# start of EXTRACTED ENTRIES

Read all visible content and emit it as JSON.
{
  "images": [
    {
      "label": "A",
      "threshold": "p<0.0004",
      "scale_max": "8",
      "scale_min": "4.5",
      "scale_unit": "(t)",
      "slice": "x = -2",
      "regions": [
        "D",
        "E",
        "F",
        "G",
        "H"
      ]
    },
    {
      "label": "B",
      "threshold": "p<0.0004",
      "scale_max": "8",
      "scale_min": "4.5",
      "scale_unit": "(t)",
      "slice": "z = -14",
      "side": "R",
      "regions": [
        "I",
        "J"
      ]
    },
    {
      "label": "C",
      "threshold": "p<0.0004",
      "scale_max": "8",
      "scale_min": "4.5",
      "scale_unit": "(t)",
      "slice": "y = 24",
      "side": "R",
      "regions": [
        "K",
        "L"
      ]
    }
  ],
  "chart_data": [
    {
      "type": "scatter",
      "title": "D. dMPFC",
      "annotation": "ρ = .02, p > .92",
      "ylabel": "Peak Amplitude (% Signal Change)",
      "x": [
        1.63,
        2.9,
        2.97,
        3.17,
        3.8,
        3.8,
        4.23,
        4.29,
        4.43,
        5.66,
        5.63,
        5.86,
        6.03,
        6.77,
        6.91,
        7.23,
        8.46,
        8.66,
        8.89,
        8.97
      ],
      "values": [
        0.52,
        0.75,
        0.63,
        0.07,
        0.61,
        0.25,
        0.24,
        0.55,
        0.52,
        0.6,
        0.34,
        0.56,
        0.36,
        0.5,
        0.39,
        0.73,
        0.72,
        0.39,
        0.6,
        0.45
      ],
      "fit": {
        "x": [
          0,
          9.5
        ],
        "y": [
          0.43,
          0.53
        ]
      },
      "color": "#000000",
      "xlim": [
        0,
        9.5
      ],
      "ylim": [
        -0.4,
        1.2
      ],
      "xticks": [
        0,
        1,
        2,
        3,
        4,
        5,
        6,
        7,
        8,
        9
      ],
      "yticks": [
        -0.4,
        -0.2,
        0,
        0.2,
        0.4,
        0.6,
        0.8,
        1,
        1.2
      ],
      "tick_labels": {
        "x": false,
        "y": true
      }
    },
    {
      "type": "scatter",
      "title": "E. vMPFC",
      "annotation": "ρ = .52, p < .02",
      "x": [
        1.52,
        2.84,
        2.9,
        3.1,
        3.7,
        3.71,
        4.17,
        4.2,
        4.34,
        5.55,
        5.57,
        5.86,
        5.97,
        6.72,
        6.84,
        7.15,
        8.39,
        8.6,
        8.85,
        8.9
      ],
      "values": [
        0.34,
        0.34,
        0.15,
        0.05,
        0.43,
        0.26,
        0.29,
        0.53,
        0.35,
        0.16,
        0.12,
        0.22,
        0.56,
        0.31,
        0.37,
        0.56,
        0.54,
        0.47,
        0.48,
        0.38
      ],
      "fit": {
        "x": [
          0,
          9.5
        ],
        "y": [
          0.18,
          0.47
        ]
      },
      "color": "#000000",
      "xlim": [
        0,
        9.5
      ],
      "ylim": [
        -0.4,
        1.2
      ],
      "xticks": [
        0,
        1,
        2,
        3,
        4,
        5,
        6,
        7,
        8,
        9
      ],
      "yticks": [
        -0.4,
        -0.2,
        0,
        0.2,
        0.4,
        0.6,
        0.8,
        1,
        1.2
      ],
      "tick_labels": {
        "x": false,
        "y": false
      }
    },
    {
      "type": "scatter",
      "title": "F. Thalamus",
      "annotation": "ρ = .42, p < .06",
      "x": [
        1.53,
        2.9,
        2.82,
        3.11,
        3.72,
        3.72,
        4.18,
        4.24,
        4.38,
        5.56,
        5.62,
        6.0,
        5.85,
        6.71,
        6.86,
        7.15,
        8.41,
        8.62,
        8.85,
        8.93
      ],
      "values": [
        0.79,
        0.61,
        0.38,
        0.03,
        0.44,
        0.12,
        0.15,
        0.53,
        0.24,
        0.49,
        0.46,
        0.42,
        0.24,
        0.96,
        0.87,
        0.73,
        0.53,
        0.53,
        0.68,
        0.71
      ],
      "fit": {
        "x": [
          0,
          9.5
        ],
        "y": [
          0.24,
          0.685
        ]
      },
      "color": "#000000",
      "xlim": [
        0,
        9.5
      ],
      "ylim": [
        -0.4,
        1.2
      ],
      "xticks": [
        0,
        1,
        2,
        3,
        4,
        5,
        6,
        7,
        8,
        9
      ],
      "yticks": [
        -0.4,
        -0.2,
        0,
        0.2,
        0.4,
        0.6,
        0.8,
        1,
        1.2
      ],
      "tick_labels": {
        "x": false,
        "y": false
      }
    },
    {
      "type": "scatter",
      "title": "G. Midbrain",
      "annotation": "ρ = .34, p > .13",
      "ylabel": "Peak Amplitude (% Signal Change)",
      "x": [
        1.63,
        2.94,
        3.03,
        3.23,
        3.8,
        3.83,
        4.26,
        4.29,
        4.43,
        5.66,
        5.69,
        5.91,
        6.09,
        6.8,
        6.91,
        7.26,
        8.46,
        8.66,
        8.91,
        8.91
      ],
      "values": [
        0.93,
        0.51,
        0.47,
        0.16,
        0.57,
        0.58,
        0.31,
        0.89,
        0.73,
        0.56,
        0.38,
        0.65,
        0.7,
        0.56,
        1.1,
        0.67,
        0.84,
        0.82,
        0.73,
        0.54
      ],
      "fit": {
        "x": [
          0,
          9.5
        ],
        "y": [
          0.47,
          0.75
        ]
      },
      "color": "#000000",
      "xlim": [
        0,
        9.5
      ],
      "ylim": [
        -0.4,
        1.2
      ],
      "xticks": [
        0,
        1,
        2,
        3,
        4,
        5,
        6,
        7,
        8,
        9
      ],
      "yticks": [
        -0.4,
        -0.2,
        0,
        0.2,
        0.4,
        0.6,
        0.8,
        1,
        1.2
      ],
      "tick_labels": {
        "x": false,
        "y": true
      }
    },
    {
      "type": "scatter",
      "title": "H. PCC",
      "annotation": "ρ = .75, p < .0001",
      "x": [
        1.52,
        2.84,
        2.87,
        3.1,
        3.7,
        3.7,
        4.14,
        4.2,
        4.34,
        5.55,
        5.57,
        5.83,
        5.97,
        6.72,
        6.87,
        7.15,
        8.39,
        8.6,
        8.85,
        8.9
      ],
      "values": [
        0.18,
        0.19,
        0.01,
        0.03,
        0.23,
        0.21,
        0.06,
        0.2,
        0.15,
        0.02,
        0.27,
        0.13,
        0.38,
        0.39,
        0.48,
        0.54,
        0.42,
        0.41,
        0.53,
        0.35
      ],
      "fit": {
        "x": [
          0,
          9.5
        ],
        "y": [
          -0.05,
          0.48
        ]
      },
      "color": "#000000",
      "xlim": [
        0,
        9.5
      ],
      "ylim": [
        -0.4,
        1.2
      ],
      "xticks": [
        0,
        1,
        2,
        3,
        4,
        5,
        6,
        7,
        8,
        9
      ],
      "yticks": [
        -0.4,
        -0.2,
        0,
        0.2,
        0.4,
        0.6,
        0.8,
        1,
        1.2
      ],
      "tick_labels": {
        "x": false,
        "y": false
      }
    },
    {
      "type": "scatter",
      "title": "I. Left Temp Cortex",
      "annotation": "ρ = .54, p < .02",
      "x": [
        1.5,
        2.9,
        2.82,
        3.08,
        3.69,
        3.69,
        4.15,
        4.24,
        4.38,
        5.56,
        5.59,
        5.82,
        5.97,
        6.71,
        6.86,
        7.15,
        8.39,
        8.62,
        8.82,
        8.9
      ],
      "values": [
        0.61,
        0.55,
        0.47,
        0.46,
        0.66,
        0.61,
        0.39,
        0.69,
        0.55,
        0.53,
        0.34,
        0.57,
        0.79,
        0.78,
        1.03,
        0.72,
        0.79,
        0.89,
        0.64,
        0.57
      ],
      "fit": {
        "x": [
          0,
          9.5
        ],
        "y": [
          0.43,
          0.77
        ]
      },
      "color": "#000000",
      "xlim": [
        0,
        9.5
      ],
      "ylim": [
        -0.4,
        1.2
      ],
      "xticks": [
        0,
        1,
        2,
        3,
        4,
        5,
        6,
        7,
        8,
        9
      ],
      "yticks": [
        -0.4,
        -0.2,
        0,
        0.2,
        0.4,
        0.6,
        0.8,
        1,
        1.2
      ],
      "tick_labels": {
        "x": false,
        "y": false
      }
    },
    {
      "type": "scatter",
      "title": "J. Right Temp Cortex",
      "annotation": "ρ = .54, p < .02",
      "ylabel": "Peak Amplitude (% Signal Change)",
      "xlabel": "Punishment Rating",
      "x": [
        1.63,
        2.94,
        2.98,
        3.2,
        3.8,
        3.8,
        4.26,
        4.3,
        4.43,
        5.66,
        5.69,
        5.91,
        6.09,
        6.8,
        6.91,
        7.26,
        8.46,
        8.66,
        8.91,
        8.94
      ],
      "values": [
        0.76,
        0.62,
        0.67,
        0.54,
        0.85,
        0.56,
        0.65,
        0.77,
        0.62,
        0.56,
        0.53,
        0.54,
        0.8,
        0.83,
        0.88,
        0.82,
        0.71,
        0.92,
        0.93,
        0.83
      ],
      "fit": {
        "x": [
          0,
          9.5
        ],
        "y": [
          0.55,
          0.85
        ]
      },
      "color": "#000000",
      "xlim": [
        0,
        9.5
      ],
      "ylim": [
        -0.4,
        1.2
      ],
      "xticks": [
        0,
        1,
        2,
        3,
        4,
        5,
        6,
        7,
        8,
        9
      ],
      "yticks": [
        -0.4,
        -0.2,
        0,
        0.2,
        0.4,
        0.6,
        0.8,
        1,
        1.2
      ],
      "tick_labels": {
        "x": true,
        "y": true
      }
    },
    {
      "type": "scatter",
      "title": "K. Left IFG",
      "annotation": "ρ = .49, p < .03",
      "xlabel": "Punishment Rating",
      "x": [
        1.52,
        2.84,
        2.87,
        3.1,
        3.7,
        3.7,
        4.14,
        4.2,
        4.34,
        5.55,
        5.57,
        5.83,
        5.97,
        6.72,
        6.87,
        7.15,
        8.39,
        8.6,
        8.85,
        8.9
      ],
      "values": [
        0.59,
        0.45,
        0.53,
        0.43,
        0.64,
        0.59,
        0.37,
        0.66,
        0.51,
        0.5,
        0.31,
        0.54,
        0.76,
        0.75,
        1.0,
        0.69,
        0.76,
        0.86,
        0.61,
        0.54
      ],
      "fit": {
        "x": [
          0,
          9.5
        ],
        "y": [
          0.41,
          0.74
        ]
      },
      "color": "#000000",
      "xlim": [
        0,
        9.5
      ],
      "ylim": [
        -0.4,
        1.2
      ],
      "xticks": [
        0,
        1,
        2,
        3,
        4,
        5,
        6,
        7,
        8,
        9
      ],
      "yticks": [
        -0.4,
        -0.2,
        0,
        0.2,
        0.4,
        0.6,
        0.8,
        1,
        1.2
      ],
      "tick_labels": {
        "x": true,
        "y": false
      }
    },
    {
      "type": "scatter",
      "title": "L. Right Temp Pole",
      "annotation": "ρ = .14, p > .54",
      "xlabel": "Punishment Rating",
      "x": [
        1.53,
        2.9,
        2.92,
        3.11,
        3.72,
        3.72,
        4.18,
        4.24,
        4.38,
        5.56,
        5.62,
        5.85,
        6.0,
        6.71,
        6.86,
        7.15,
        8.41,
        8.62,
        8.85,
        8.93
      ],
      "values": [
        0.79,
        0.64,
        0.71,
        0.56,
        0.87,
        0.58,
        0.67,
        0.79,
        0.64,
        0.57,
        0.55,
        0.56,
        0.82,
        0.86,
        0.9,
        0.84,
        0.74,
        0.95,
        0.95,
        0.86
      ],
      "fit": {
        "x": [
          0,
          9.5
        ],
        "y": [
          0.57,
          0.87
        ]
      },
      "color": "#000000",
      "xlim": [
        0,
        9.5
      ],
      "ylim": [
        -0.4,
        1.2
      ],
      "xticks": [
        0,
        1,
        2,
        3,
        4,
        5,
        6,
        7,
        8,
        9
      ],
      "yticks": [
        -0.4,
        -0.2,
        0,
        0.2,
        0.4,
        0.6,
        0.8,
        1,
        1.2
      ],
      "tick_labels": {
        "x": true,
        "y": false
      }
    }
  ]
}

# end of EXTRACTED ENTRIES

## EXERCISE TASK
Gather each line that holds "Temp".

## REPLY TO THE TASK
      "title": "I. Left Temp Cortex",
      "title": "J. Right Temp Cortex",
      "title": "L. Right Temp Pole",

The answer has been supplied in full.